> _Available records_:

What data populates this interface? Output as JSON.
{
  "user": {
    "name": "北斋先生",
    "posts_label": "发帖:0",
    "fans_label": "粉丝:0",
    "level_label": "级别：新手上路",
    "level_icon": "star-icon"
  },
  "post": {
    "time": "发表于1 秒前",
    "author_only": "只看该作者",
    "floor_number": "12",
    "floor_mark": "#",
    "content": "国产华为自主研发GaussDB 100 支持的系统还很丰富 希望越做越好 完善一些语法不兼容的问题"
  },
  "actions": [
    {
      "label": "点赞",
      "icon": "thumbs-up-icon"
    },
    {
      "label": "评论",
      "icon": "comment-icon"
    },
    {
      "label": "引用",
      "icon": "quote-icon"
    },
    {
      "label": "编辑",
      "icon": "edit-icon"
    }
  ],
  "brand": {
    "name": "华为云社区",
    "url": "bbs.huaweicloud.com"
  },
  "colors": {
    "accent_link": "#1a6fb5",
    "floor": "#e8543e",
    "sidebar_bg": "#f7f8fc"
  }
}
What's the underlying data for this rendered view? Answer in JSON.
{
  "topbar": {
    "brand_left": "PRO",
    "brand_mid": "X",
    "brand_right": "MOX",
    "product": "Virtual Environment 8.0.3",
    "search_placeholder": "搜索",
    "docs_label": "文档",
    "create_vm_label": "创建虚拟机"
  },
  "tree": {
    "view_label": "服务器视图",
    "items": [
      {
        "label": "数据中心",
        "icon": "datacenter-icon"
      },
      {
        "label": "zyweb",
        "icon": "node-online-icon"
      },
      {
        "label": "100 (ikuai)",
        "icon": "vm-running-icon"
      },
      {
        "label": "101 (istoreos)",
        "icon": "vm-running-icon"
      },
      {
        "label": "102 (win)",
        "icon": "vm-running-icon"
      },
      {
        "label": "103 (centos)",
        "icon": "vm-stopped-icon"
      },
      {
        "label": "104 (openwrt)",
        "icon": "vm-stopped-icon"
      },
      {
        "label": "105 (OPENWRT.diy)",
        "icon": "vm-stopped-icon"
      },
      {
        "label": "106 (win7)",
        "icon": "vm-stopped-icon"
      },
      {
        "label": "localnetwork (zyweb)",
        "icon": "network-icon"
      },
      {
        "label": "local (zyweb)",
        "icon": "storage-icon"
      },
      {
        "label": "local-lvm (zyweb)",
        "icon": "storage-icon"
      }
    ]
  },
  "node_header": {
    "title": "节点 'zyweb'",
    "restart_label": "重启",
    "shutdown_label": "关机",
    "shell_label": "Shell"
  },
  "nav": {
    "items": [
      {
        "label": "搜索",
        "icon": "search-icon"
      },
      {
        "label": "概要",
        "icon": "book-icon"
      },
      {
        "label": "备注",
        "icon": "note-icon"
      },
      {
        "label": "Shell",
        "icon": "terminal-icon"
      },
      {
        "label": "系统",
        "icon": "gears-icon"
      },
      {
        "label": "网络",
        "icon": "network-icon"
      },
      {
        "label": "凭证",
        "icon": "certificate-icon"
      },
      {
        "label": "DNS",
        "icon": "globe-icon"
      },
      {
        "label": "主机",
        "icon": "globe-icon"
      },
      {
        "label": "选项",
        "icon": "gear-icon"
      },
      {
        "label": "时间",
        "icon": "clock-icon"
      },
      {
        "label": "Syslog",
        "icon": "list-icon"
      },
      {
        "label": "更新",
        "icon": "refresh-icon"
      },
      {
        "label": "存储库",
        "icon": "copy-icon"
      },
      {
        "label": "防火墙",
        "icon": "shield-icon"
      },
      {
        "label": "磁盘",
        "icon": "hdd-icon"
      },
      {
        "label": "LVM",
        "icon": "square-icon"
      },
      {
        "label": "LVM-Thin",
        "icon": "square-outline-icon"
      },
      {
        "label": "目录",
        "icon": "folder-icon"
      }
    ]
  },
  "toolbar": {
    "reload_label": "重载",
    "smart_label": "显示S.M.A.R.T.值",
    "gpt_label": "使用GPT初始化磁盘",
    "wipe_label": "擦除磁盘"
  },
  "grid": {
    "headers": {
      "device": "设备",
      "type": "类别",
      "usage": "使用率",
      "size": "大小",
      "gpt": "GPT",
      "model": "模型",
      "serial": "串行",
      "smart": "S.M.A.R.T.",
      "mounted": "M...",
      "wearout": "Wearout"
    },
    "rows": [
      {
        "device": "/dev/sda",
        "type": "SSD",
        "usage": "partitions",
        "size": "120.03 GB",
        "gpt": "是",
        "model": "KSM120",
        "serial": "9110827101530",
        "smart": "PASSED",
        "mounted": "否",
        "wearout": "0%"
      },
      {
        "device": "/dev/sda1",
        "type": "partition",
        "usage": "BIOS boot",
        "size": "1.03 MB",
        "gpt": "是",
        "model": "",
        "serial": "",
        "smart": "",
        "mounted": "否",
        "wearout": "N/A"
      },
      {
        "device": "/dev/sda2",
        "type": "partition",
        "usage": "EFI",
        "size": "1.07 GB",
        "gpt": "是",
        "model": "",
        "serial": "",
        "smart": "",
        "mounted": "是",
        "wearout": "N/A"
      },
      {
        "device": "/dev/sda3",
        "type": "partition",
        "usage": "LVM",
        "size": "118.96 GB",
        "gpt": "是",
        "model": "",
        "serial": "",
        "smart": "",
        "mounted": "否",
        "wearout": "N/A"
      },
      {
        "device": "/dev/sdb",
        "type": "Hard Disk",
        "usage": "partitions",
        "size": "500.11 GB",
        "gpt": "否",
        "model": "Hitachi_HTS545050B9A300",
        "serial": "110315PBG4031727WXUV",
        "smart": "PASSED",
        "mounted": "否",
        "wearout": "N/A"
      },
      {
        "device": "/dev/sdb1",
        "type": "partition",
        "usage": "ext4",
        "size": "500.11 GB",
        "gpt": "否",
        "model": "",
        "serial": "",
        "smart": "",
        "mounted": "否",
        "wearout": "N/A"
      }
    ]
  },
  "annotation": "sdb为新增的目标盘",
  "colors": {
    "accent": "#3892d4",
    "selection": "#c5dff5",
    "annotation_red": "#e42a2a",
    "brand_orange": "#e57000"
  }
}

> _Goal_: Output the entries exactly.

> _Result_:
What data populates this interface? Output as JSON.
{
  "user": {
    "name": "北斋先生",
    "posts_label": "发帖:0",
    "fans_label": "粉丝:0",
    "level_label": "级别：新手上路",
    "level_icon": "star-icon"
  },
  "post": {
    "time": "发表于1 秒前",
    "author_only": "只看该作者",
    "floor_number": "12",
    "floor_mark": "#",
    "content": "国产华为自主研发GaussDB 100 支持的系统还很丰富 希望越做越好 完善一些语法不兼容的问题"
  },
  "actions": [
    {
      "label": "点赞",
      "icon": "thumbs-up-icon"
    },
    {
      "label": "评论",
      "icon": "comment-icon"
    },
    {
      "label": "引用",
      "icon": "quote-icon"
    },
    {
      "label": "编辑",
      "icon": "edit-icon"
    }
  ],
  "brand": {
    "name": "华为云社区",
    "url": "bbs.huaweicloud.com"
  },
  "colors": {
    "accent_link": "#1a6fb5",
    "floor": "#e8543e",
    "sidebar_bg": "#f7f8fc"
  }
}
What's the underlying data for this rendered view? Answer in JSON.
{
  "topbar": {
    "brand_left": "PRO",
    "brand_mid": "X",
    "brand_right": "MOX",
    "product": "Virtual Environment 8.0.3",
    "search_placeholder": "搜索",
    "docs_label": "文档",
    "create_vm_label": "创建虚拟机"
  },
  "tree": {
    "view_label": "服务器视图",
    "items": [
      {
        "label": "数据中心",
        "icon": "datacenter-icon"
      },
      {
        "label": "zyweb",
        "icon": "node-online-icon"
      },
      {
        "label": "100 (ikuai)",
        "icon": "vm-running-icon"
      },
      {
        "label": "101 (istoreos)",
        "icon": "vm-running-icon"
      },
      {
        "label": "102 (win)",
        "icon": "vm-running-icon"
      },
      {
        "label": "103 (centos)",
        "icon": "vm-stopped-icon"
      },
      {
        "label": "104 (openwrt)",
        "icon": "vm-stopped-icon"
      },
      {
        "label": "105 (OPENWRT.diy)",
        "icon": "vm-stopped-icon"
      },
      {
        "label": "106 (win7)",
        "icon": "vm-stopped-icon"
      },
      {
        "label": "localnetwork (zyweb)",
        "icon": "network-icon"
      },
      {
        "label": "local (zyweb)",
        "icon": "storage-icon"
      },
      {
        "label": "local-lvm (zyweb)",
        "icon": "storage-icon"
      }
    ]
  },
  "node_header": {
    "title": "节点 'zyweb'",
    "restart_label": "重启",
    "shutdown_label": "关机",
    "shell_label": "Shell"
  },
  "nav": {
    "items": [
      {
        "label": "搜索",
        "icon": "search-icon"
      },
      {
        "label": "概要",
        "icon": "book-icon"
      },
      {
        "label": "备注",
        "icon": "note-icon"
      },
      {
        "label": "Shell",
        "icon": "terminal-icon"
      },
      {
        "label": "系统",
        "icon": "gears-icon"
      },
      {
        "label": "网络",
        "icon": "network-icon"
      },
      {
        "label": "凭证",
        "icon": "certificate-icon"
      },
      {
        "label": "DNS",
        "icon": "globe-icon"
      },
      {
        "label": "主机",
        "icon": "globe-icon"
      },
      {
        "label": "选项",
        "icon": "gear-icon"
      },
      {
        "label": "时间",
        "icon": "clock-icon"
      },
      {
        "label": "Syslog",
        "icon": "list-icon"
      },
      {
        "label": "更新",
        "icon": "refresh-icon"
      },
      {
        "label": "存储库",
        "icon": "copy-icon"
      },
      {
        "label": "防火墙",
        "icon": "shield-icon"
      },
      {
        "label": "磁盘",
        "icon": "hdd-icon"
      },
      {
        "label": "LVM",
        "icon": "square-icon"
      },
      {
        "label": "LVM-Thin",
        "icon": "square-outline-icon"
      },
      {
        "label": "目录",
        "icon": "folder-icon"
      }
    ]
  },
  "toolbar": {
    "reload_label": "重载",
    "smart_label": "显示S.M.A.R.T.值",
    "gpt_label": "使用GPT初始化磁盘",
    "wipe_label": "擦除磁盘"
  },
  "grid": {
    "headers": {
      "device": "设备",
      "type": "类别",
      "usage": "使用率",
      "size": "大小",
      "gpt": "GPT",
      "model": "模型",
      "serial": "串行",
      "smart": "S.M.A.R.T.",
      "mounted": "M...",
      "wearout": "Wearout"
    },
    "rows": [
      {
        "device": "/dev/sda",
        "type": "SSD",
        "usage": "partitions",
        "size": "120.03 GB",
        "gpt": "是",
        "model": "KSM120",
        "serial": "9110827101530",
        "smart": "PASSED",
        "mounted": "否",
        "wearout": "0%"
      },
      {
        "device": "/dev/sda1",
        "type": "partition",
        "usage": "BIOS boot",
        "size": "1.03 MB",
        "gpt": "是",
        "model": "",
        "serial": "",
        "smart": "",
        "mounted": "否",
        "wearout": "N/A"
      },
      {
        "device": "/dev/sda2",
        "type": "partition",
        "usage": "EFI",
        "size": "1.07 GB",
        "gpt": "是",
        "model": "",
        "serial": "",
        "smart": "",
        "mounted": "是",
        "wearout": "N/A"
      },
      {
        "device": "/dev/sda3",
        "type": "partition",
        "usage": "LVM",
        "size": "118.96 GB",
        "gpt": "是",
        "model": "",
        "serial": "",
        "smart": "",
        "mounted": "否",
        "wearout": "N/A"
      },
      {
        "device": "/dev/sdb",
        "type": "Hard Disk",
        "usage": "partitions",
        "size": "500.11 GB",
        "gpt": "否",
        "model": "Hitachi_HTS545050B9A300",
        "serial": "110315PBG4031727WXUV",
        "smart": "PASSED",
        "mounted": "否",
        "wearout": "N/A"
      },
      {
        "device": "/dev/sdb1",
        "type": "partition",
        "usage": "ext4",
        "size": "500.11 GB",
        "gpt": "否",
        "model": "",
        "serial": "",
        "smart": "",
        "mounted": "否",
        "wearout": "N/A"
      }
    ]
  },
  "annotation": "sdb为新增的目标盘",
  "colors": {
    "accent": "#3892d4",
    "selection": "#c5dff5",
    "annotation_red": "#e42a2a",
    "brand_orange": "#e57000"
  }
}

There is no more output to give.